▸ SOURCE DATA:
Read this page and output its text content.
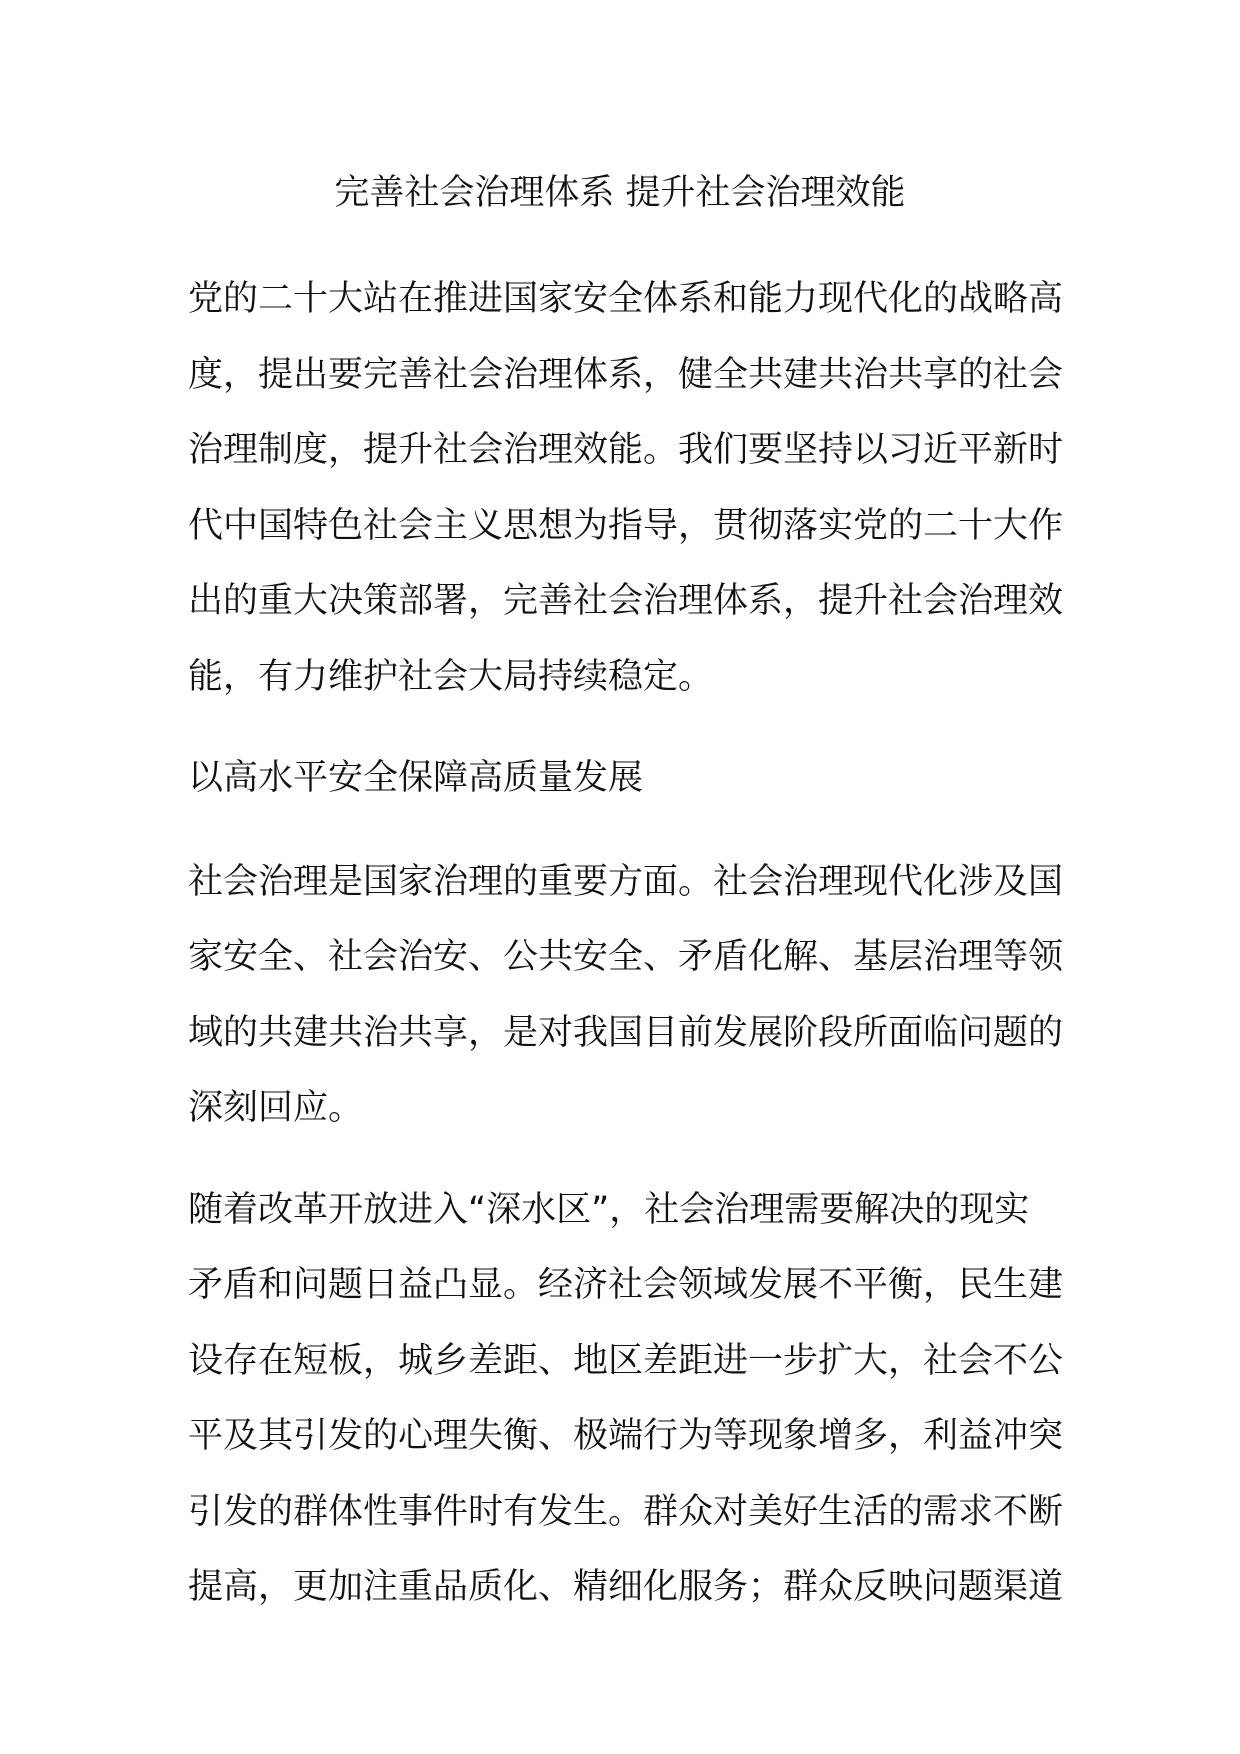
完善社会治理体系 提升社会治理效能

党的二十大站在推进国家安全体系和能力现代化的战略高度，提出要完善社会治理体系，健全共建共治共享的社会治理制度，提升社会治理效能。我们要坚持以习近平新时代中国特色社会主义思想为指导，贯彻落实党的二十大作出的重大决策部署，完善社会治理体系，提升社会治理效能，有力维护社会大局持续稳定。

以高水平安全保障高质量发展

社会治理是国家治理的重要方面。社会治理现代化涉及国家安全、社会治安、公共安全、矛盾化解、基层治理等领域的共建共治共享，是对我国目前发展阶段所面临问题的深刻回应。

随着改革开放进入“深水区”，社会治理需要解决的现实矛盾和问题日益凸显。经济社会领域发展不平衡，民生建设存在短板，城乡差距、地区差距进一步扩大，社会不公平及其引发的心理失衡、极端行为等现象增多，利益冲突引发的群体性事件时有发生。群众对美好生活的需求不断提高，更加注重品质化、精细化服务；群众反映问题渠道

▸ STATED TASK: Reproduce each entry precisely. Leave the pictures out.

▸ SOLUTION:
Read this page and output its text content.
完善社会治理体系 提升社会治理效能

党的二十大站在推进国家安全体系和能力现代化的战略高度，提出要完善社会治理体系，健全共建共治共享的社会治理制度，提升社会治理效能。我们要坚持以习近平新时代中国特色社会主义思想为指导，贯彻落实党的二十大作出的重大决策部署，完善社会治理体系，提升社会治理效能，有力维护社会大局持续稳定。

以高水平安全保障高质量发展

社会治理是国家治理的重要方面。社会治理现代化涉及国家安全、社会治安、公共安全、矛盾化解、基层治理等领域的共建共治共享，是对我国目前发展阶段所面临问题的深刻回应。

随着改革开放进入“深水区”，社会治理需要解决的现实矛盾和问题日益凸显。经济社会领域发展不平衡，民生建设存在短板，城乡差距、地区差距进一步扩大，社会不公平及其引发的心理失衡、极端行为等现象增多，利益冲突引发的群体性事件时有发生。群众对美好生活的需求不断提高，更加注重品质化、精细化服务；群众反映问题渠道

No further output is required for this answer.